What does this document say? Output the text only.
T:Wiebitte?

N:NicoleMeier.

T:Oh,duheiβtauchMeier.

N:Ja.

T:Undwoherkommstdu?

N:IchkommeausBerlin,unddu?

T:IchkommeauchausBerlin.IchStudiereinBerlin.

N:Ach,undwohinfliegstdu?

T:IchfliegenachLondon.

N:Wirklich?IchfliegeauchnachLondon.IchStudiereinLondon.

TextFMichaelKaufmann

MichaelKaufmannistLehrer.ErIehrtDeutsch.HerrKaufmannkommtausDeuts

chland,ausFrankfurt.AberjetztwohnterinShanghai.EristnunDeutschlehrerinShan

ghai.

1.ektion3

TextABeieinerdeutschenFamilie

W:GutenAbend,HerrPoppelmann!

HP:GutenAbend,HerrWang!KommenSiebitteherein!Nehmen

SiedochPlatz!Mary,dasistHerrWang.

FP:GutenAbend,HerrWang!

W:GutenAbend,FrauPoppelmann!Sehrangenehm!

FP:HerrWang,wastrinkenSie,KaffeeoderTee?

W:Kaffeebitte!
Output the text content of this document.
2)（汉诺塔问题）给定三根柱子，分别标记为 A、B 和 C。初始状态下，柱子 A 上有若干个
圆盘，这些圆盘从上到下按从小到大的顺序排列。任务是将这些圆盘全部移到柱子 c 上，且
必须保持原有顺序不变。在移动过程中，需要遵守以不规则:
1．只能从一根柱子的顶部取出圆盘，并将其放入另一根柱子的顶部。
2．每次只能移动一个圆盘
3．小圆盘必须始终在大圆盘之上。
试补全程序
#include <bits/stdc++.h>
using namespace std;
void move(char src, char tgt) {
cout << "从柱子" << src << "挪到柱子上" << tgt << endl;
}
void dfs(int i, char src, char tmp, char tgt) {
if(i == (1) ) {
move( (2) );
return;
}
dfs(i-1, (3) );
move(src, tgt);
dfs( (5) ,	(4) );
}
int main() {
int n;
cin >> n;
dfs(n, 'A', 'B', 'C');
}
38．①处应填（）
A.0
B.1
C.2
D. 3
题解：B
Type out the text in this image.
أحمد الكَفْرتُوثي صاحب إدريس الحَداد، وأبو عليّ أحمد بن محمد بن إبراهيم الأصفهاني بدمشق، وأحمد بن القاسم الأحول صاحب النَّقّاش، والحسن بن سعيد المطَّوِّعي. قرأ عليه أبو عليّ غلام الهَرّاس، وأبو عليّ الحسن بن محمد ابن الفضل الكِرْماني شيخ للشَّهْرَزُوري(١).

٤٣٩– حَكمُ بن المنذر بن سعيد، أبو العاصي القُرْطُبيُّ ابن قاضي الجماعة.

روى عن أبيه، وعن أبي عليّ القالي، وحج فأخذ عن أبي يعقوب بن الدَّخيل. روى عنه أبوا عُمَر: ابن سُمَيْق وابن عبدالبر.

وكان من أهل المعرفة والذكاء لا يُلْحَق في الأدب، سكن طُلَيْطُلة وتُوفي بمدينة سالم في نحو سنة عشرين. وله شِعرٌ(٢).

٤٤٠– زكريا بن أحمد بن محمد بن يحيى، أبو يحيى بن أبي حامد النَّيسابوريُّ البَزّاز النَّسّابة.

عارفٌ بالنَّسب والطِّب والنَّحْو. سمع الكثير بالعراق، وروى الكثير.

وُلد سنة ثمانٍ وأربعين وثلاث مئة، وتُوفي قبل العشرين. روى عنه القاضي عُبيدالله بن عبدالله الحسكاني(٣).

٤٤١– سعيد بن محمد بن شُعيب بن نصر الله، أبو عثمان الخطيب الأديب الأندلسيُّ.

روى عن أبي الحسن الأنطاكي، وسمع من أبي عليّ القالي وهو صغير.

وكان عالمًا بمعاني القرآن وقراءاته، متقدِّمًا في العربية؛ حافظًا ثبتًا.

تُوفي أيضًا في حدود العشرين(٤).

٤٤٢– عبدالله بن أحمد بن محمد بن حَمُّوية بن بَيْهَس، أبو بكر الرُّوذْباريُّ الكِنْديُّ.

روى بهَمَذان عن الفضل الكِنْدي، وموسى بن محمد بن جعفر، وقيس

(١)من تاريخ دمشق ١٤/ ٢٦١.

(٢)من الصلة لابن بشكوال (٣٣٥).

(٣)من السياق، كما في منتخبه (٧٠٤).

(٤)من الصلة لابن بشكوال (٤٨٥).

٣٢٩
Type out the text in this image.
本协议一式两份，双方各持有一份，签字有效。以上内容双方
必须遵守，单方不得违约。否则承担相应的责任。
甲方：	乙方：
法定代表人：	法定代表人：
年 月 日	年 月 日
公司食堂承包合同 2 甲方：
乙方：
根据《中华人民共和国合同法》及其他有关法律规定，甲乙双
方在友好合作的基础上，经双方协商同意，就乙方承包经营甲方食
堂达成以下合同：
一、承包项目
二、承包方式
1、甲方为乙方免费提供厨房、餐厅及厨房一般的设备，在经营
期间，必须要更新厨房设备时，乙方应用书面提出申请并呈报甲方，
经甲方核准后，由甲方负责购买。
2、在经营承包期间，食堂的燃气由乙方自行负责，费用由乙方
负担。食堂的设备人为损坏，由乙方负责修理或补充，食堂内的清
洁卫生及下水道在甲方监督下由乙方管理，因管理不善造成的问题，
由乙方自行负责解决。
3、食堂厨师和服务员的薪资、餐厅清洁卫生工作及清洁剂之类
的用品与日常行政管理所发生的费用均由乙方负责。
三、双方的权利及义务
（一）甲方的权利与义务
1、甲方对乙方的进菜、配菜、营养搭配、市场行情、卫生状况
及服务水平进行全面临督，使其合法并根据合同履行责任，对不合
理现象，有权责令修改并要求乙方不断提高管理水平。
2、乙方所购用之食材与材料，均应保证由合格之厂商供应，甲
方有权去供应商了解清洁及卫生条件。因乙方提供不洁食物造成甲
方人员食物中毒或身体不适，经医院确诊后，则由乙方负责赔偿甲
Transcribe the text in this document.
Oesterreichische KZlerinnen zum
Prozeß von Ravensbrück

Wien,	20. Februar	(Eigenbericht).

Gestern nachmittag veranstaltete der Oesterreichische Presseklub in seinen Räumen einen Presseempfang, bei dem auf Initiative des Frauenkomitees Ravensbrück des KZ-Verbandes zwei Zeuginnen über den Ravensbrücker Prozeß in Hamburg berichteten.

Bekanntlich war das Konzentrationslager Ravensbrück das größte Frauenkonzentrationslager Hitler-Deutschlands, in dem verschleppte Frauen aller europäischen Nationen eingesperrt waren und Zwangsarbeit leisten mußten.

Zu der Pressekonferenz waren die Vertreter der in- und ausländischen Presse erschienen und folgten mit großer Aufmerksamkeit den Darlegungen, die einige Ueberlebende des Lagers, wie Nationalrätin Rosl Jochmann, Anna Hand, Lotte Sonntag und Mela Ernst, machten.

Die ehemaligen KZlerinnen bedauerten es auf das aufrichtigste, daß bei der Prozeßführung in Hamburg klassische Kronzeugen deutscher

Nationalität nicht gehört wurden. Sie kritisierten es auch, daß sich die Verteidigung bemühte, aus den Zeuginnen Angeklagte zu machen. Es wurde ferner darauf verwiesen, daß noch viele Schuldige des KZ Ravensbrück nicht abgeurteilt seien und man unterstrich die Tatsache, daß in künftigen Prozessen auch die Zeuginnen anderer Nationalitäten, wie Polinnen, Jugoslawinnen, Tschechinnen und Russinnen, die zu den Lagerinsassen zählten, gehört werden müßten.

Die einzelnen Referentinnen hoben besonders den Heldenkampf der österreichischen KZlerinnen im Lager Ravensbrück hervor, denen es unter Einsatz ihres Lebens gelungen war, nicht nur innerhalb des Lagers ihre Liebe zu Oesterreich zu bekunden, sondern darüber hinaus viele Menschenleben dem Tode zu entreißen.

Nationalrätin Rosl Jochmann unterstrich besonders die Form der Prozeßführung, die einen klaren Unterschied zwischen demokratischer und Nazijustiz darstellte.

++++++++++

### Required task
Working from the entries above, return all lines that contain "void".

### The solution
void move(char src, char tgt) {
void dfs(int i, char src, char tmp, char tgt) {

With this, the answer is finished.